Problem requirements: Wherever a line below holds the word "联系电话", copy that line.

Material shown:
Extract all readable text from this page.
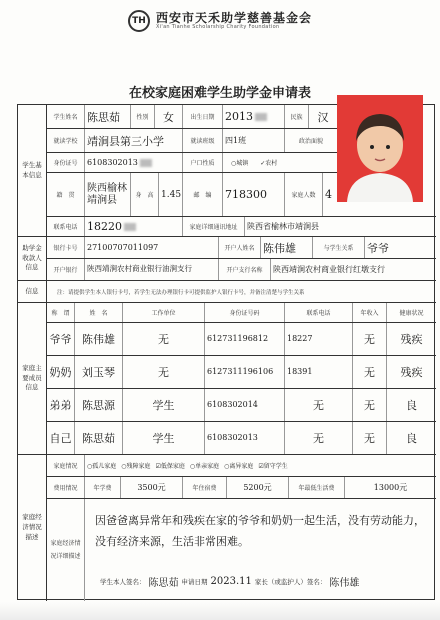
TH 西安市天禾助学慈善基金会
Xi'an Tianhe Scholarship Charity Foundation
在校家庭困难学生助学金申请表
学生基本信息
助学金收款人信息
信息
家庭主要成员信息
家庭经济情况描述
学生姓名 陈思茹	性别	女	出生日期 2013	民族	汉
就读学校 靖涧县第三小学	就读班级	四1班	政治面貌
身份证号	6108302013	户口性质	○城镇 ✓农村
籍　贯
陕西榆林靖涧县	身　高 1.45	邮　编	718300	家庭人数 4
联系电话 18220	家庭详细通讯地址	陕西省榆林市靖涧县
银行卡号	27100707011097	开户人姓名 陈伟雄	与学生关系	爷爷
开户银行	陕西靖涧农村商业银行油涧支行	开户支行名称	陕西靖涧农村商业银行红墩支行
注：请提供学生本人银行卡号，若学生无法办理银行卡可提供监护人银行卡号，并备注清楚与学生关系
称　谓	姓　名	工作单位	身份证号码	联系电话	年收入	健康状况
爷爷 陈伟雄	无	612731196812	18227	无	残疾
奶奶 刘玉琴	无	6127311196106	18391	无	残疾
弟弟 陈思源	学生	6108302014	无	无	良
自己 陈思茹	学生	6108302013	无	无	良
家庭情况	○孤儿家庭 ○残障家庭 ☑低保家庭 ○单亲家庭 ○离异家庭 ☑留守学生
费用情况	年学费	3500元	年住宿费	5200元	年最低生活费	13000元
家庭经济情况详细描述
因爸爸离异常年和残疾在家的爷爷和奶奶一起生活，没有劳动能力，没有经济来源，生活非常困难。
学生本人签名： 陈思茹 申请日期 2023.11 家长（或监护人）签名： 陈伟雄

Response to the task:
联系电话 18220	家庭详细通讯地址	陕西省榆林市靖涧县
称　谓	姓　名	工作单位	身份证号码	联系电话	年收入	健康状况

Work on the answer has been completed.